[GIVEN PROBLEM] Skip the images and return the records below exactly.

[DATASET CONTENT]
·····
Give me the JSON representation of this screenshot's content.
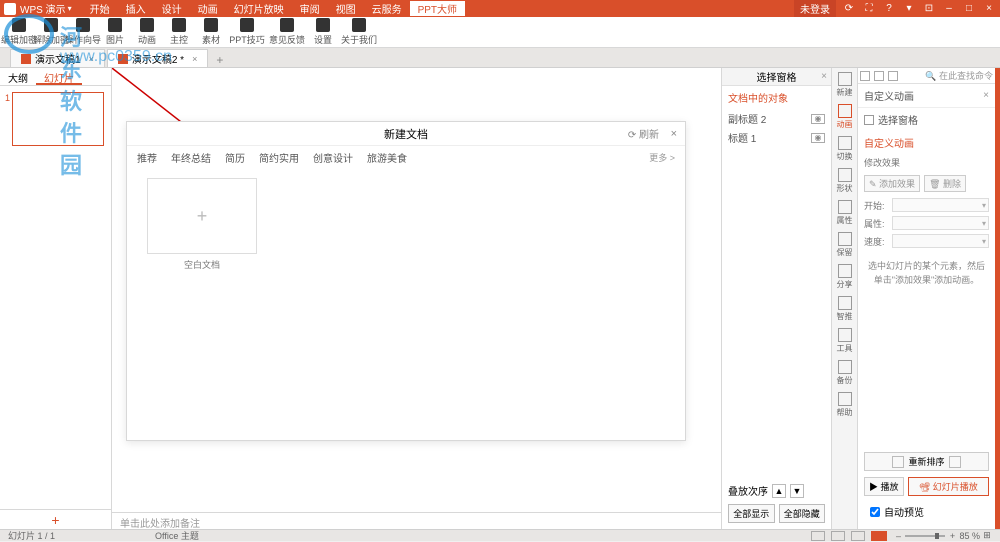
{
  "titlebar": {
    "app": "WPS 演示",
    "menus": [
      "开始",
      "插入",
      "设计",
      "动画",
      "幻灯片放映",
      "审阅",
      "视图",
      "云服务",
      "PPT大师"
    ],
    "active_menu": 8,
    "login": "未登录",
    "icons": [
      "⟳",
      "⛶",
      "?",
      "▾",
      "⊡",
      "–",
      "□",
      "×"
    ]
  },
  "ribbon": [
    {
      "label": "编辑加密"
    },
    {
      "label": "解除加密"
    },
    {
      "label": "操作向导"
    },
    {
      "label": "图片"
    },
    {
      "label": "动画"
    },
    {
      "label": "主控"
    },
    {
      "label": "素材"
    },
    {
      "label": "PPT技巧"
    },
    {
      "label": "意见反馈"
    },
    {
      "label": "设置"
    },
    {
      "label": "关于我们"
    }
  ],
  "watermark": {
    "text": "河东软件园",
    "url": "www.pc0359.cn"
  },
  "doctabs": [
    {
      "label": "演示文稿1"
    },
    {
      "label": "演示文稿2 *",
      "active": true
    }
  ],
  "lefttabs": {
    "outline": "大纲",
    "slides": "幻灯片"
  },
  "thumb_num": "1",
  "dialog": {
    "title": "新建文档",
    "refresh": "⟳ 刷新",
    "cats": [
      "推荐",
      "年终总结",
      "简历",
      "简约实用",
      "创意设计",
      "旅游美食"
    ],
    "more": "更多 >",
    "blank": "空白文档"
  },
  "notes": "单击此处添加备注",
  "selpane": {
    "title": "选择窗格",
    "section": "文档中的对象",
    "objs": [
      "副标题 2",
      "标题 1"
    ],
    "order": "叠放次序",
    "show_all": "全部显示",
    "hide_all": "全部隐藏"
  },
  "iconstrip": [
    {
      "label": "新建"
    },
    {
      "label": "动画",
      "active": true
    },
    {
      "label": "切换"
    },
    {
      "label": "形状"
    },
    {
      "label": "属性"
    },
    {
      "label": "保留"
    },
    {
      "label": "分享"
    },
    {
      "label": "智推"
    },
    {
      "label": "工具"
    },
    {
      "label": "备份"
    },
    {
      "label": "帮助"
    }
  ],
  "animpane": {
    "search": "在此查找命令",
    "title": "自定义动画",
    "select_link": "选择窗格",
    "custom": "自定义动画",
    "modify": "修改效果",
    "add_effect": "添加效果",
    "delete": "删除",
    "start": "开始:",
    "property": "属性:",
    "speed": "速度:",
    "hint": "选中幻灯片的某个元素，然后单击\"添加效果\"添加动画。",
    "reorder": "重新排序",
    "play": "播放",
    "slideshow": "幻灯片播放",
    "auto": "自动预览"
  },
  "statusbar": {
    "slide": "幻灯片 1 / 1",
    "theme": "Office 主题",
    "zoom": "85 %"
  }
}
·····
[TASK RESULT]
Give me the JSON representation of this screenshot's content.
{
  "titlebar": {
    "app": "WPS 演示",
    "menus": [
      "开始",
      "插入",
      "设计",
      "动画",
      "幻灯片放映",
      "审阅",
      "视图",
      "云服务",
      "PPT大师"
    ],
    "active_menu": 8,
    "login": "未登录",
    "icons": [
      "⟳",
      "⛶",
      "?",
      "▾",
      "⊡",
      "–",
      "□",
      "×"
    ]
  },
  "ribbon": [
    {
      "label": "编辑加密"
    },
    {
      "label": "解除加密"
    },
    {
      "label": "操作向导"
    },
    {
      "label": "图片"
    },
    {
      "label": "动画"
    },
    {
      "label": "主控"
    },
    {
      "label": "素材"
    },
    {
      "label": "PPT技巧"
    },
    {
      "label": "意见反馈"
    },
    {
      "label": "设置"
    },
    {
      "label": "关于我们"
    }
  ],
  "watermark": {
    "text": "河东软件园",
    "url": "www.pc0359.cn"
  },
  "doctabs": [
    {
      "label": "演示文稿1"
    },
    {
      "label": "演示文稿2 *",
      "active": true
    }
  ],
  "lefttabs": {
    "outline": "大纲",
    "slides": "幻灯片"
  },
  "thumb_num": "1",
  "dialog": {
    "title": "新建文档",
    "refresh": "⟳ 刷新",
    "cats": [
      "推荐",
      "年终总结",
      "简历",
      "简约实用",
      "创意设计",
      "旅游美食"
    ],
    "more": "更多 >",
    "blank": "空白文档"
  },
  "notes": "单击此处添加备注",
  "selpane": {
    "title": "选择窗格",
    "section": "文档中的对象",
    "objs": [
      "副标题 2",
      "标题 1"
    ],
    "order": "叠放次序",
    "show_all": "全部显示",
    "hide_all": "全部隐藏"
  },
  "iconstrip": [
    {
      "label": "新建"
    },
    {
      "label": "动画",
      "active": true
    },
    {
      "label": "切换"
    },
    {
      "label": "形状"
    },
    {
      "label": "属性"
    },
    {
      "label": "保留"
    },
    {
      "label": "分享"
    },
    {
      "label": "智推"
    },
    {
      "label": "工具"
    },
    {
      "label": "备份"
    },
    {
      "label": "帮助"
    }
  ],
  "animpane": {
    "search": "在此查找命令",
    "title": "自定义动画",
    "select_link": "选择窗格",
    "custom": "自定义动画",
    "modify": "修改效果",
    "add_effect": "添加效果",
    "delete": "删除",
    "start": "开始:",
    "property": "属性:",
    "speed": "速度:",
    "hint": "选中幻灯片的某个元素，然后单击\"添加效果\"添加动画。",
    "reorder": "重新排序",
    "play": "播放",
    "slideshow": "幻灯片播放",
    "auto": "自动预览"
  },
  "statusbar": {
    "slide": "幻灯片 1 / 1",
    "theme": "Office 主题",
    "zoom": "85 %"
  }
}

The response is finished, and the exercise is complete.